__Records__
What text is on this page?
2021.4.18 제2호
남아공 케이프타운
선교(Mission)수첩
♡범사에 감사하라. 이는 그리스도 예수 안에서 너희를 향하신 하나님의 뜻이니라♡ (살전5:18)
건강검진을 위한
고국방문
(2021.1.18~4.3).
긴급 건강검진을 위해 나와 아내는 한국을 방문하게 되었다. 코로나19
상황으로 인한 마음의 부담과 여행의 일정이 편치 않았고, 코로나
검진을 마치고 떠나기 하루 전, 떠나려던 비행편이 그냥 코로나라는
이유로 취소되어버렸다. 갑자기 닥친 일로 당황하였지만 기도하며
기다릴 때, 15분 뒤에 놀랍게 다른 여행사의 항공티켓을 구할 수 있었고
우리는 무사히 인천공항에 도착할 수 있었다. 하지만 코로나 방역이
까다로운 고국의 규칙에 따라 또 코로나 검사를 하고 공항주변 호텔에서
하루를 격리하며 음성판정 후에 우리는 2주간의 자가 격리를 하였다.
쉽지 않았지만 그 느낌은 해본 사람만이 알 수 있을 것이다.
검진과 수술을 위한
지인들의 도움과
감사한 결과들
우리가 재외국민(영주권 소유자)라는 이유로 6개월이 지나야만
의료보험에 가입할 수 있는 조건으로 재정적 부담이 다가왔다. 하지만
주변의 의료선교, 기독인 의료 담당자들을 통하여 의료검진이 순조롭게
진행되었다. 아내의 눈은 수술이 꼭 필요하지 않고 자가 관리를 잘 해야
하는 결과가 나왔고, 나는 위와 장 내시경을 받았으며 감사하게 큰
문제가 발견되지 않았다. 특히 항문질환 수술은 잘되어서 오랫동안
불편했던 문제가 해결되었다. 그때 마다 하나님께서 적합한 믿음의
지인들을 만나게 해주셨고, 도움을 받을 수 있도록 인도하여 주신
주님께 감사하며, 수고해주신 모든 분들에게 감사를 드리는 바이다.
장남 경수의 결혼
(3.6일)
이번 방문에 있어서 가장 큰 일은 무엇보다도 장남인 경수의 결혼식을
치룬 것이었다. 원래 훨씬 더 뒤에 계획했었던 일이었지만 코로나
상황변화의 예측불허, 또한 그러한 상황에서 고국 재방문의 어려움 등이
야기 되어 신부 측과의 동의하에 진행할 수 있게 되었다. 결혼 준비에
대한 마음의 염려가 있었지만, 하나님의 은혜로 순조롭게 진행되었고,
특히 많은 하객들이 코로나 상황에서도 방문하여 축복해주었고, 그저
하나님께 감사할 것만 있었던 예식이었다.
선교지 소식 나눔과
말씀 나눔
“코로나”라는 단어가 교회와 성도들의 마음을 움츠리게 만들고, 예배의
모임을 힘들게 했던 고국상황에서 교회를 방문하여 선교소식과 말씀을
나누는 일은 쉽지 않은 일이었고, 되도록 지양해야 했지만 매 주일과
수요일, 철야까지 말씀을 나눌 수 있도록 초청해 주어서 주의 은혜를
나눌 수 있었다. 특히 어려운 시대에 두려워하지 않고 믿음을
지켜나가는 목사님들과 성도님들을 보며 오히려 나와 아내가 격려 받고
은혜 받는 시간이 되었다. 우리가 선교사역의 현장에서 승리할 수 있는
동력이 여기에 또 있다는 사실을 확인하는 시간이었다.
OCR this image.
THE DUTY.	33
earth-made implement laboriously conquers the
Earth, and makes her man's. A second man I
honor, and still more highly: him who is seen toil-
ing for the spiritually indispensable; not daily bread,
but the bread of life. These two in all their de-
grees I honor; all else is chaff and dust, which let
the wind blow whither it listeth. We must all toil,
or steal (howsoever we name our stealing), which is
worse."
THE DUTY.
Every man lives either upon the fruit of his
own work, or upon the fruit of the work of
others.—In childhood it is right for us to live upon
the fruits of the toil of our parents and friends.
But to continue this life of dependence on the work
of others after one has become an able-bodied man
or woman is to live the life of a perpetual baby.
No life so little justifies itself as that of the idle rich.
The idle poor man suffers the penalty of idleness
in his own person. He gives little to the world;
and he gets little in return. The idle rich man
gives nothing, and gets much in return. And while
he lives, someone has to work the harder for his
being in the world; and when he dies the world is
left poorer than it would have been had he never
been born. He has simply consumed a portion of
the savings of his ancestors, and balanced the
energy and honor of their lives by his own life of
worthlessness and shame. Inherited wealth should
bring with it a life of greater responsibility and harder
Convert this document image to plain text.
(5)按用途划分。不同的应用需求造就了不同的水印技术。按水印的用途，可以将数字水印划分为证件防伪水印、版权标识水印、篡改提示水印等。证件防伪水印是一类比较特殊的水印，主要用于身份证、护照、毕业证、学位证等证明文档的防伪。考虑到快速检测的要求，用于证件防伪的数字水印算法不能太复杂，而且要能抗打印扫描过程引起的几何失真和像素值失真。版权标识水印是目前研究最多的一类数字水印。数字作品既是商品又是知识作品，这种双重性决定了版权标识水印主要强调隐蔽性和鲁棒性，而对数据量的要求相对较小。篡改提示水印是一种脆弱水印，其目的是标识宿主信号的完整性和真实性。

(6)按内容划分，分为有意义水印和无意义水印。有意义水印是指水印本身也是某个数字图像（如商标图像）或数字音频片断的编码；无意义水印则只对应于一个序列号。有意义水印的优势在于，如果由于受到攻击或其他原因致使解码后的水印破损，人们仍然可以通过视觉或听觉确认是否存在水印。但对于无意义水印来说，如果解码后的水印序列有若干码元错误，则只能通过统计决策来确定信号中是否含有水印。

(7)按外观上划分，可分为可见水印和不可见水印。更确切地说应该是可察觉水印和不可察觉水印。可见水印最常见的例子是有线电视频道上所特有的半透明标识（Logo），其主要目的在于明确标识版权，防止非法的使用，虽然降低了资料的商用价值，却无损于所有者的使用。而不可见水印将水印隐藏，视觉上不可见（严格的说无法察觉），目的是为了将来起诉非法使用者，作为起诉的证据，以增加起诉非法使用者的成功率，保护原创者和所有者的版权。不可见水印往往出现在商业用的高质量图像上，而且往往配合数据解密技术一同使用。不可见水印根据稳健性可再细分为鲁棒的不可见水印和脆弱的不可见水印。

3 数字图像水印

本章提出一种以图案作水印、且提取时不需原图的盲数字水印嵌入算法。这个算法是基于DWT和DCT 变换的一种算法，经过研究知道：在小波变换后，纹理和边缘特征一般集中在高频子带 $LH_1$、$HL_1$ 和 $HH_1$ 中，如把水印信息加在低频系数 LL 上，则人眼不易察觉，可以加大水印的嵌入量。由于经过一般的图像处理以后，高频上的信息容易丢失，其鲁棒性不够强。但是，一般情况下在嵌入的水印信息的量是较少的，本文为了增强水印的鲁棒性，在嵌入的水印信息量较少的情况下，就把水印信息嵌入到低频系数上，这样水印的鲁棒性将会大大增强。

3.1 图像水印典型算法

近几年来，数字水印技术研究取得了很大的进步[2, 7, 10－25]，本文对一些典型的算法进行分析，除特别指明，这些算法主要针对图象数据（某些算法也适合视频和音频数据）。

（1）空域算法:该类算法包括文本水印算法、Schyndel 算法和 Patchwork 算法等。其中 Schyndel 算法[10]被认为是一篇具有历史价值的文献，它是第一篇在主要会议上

__DIRECTIVE__
Say how many lines of the data hold the string "lives". Reply with the number alone.

__SOLUTION TO THIS TASK__
3